--- Text Enclosed Below ---
Amid the growth in revenues and units in service, the industry continued its consolidation trend during the past year.

At the end of 1994, Paging Network Inc. had nearly 4.5 million subscribers, there were three other players each with between a million and two million subscribers, and the remaining top 10 players had between 400,000 and 800,000 subscribers each, according to Ann E. Lynch, senior analyst for wireless and mobile communications at the Yankee Group of Boston.

“One year later, the number of subscribers held by the top five companies has grown by a factor of two thirds to 16.2 million subscribers, or 57 percent of the total market-up from 44 percent at the end of 1994,” she said in a report released May 13.

According to Kagan’s Armbrust, the top dozen paging carriers accounted for two-thirds of subscribers at the end of last year, whereas they accounted for just 47 percent at the end of 1994.

PageNet, based in Plano, Texas, solidified its top spot in 1995, accounting for nearly 6.8 million paging units in service. “PageNet’s status as a large-capacity nationwide provider allowed it to enter reselling agreements with MCI (Corp.) and with Sprint (Corp.) and GTE (Corp.) during 1995,” Lynch’s report said. “With mass media advertising, MCI has sold 548,000 units between the fall of 1995 and the end of the first quarter of 1996.”

To a significant degree, PageNet’s might has prompted other major players to act decisively to enhance their own scale and scope, according to Lynch.
--- End of Enclosed Text ---
- Required work -
Please answer from the text on the paging industry: how many paging units in service did PageNet account for in 1995?
--- Material supplied Enclosed Below ---
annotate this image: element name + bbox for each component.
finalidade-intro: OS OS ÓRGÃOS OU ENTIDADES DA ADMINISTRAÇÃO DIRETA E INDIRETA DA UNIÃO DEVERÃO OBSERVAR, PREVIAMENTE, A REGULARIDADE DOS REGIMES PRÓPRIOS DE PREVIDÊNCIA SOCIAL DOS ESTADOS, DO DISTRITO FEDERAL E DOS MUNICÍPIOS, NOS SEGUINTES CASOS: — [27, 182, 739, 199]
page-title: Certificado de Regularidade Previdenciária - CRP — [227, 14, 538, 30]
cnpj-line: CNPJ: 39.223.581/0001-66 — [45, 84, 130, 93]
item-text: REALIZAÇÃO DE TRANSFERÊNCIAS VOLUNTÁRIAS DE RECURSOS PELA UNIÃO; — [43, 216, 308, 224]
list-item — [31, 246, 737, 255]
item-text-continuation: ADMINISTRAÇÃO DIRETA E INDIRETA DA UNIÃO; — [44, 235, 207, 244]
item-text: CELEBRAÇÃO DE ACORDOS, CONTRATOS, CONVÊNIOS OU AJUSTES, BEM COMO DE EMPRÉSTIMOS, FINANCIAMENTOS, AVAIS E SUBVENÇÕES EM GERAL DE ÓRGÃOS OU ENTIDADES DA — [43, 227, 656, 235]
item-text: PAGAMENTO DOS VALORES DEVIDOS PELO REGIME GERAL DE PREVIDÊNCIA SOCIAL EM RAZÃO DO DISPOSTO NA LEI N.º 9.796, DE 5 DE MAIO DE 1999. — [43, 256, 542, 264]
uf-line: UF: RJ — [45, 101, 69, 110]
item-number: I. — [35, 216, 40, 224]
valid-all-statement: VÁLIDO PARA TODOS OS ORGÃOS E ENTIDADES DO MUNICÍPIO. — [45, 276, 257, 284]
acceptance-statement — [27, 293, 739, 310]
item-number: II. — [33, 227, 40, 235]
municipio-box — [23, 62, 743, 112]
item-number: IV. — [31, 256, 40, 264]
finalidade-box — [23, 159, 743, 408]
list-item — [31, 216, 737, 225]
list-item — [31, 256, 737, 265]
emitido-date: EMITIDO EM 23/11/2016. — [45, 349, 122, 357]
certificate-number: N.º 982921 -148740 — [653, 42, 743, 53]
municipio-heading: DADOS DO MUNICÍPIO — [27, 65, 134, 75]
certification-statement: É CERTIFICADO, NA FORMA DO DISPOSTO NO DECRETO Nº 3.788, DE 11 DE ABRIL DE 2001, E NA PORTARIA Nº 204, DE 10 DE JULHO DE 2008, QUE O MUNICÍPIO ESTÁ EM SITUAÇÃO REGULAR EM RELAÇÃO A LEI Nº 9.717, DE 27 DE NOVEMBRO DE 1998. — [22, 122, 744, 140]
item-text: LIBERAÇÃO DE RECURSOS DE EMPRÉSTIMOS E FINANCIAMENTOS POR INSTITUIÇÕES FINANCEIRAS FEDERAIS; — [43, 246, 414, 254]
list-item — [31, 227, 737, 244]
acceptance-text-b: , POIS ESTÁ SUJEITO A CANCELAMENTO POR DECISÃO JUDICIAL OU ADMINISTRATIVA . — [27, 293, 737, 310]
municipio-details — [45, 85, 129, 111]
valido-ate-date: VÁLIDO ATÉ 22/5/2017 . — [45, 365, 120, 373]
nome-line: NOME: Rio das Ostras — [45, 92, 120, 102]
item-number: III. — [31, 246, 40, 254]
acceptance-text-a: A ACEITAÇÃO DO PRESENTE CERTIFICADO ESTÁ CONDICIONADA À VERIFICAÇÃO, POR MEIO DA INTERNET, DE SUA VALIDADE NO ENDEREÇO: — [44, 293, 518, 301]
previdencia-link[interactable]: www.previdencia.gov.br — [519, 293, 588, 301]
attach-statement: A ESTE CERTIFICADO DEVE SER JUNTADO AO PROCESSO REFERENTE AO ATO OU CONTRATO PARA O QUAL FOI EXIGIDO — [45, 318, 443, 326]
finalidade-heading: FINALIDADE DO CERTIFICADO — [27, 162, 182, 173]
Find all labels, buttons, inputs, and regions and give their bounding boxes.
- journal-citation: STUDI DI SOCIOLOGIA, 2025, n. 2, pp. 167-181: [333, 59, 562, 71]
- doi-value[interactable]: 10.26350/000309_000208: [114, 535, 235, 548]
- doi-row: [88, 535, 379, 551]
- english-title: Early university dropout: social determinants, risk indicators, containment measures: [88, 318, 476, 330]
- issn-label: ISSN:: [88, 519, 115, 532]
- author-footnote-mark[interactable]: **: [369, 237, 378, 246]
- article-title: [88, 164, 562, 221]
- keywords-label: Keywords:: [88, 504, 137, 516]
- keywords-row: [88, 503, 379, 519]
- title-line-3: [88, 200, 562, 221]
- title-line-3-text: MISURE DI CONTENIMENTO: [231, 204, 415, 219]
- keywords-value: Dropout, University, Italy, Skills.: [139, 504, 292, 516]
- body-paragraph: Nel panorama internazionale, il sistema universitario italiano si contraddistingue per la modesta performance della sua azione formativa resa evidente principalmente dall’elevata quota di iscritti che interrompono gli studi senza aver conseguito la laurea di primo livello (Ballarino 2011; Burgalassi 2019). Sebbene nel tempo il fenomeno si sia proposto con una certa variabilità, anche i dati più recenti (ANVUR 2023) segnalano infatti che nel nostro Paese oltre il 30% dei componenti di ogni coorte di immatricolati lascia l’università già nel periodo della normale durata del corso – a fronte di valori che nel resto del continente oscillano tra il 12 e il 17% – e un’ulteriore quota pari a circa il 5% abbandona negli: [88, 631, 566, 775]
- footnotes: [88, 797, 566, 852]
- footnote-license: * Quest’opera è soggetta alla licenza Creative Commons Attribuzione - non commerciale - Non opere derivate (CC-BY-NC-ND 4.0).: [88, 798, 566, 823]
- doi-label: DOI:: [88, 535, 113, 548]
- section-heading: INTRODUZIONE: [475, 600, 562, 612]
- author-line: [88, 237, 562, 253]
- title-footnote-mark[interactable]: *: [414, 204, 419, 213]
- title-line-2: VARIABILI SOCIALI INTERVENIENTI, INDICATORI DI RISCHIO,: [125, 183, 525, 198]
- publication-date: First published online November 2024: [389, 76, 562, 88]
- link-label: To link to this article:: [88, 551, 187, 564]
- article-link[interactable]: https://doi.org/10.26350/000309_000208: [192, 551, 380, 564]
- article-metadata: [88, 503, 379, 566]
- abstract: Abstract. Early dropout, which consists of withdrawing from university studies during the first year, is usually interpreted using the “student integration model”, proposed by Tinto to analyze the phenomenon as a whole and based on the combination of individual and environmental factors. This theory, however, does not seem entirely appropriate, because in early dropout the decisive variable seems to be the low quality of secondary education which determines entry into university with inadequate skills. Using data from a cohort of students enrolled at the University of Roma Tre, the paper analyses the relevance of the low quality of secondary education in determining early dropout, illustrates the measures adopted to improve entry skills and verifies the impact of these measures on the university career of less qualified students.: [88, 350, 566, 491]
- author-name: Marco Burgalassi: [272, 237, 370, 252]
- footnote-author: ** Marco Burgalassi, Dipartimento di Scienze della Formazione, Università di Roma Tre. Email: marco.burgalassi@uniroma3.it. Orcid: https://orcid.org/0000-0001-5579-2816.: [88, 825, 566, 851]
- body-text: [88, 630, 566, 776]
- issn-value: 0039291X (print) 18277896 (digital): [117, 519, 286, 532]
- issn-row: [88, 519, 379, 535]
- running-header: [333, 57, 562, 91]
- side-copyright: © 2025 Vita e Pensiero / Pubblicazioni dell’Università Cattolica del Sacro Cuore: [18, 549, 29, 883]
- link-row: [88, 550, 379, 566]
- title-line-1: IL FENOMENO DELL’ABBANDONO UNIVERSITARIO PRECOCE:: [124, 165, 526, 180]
--- End of Enclosed Material supplied ---
- Your response -
Nearly 6.8 million paging units.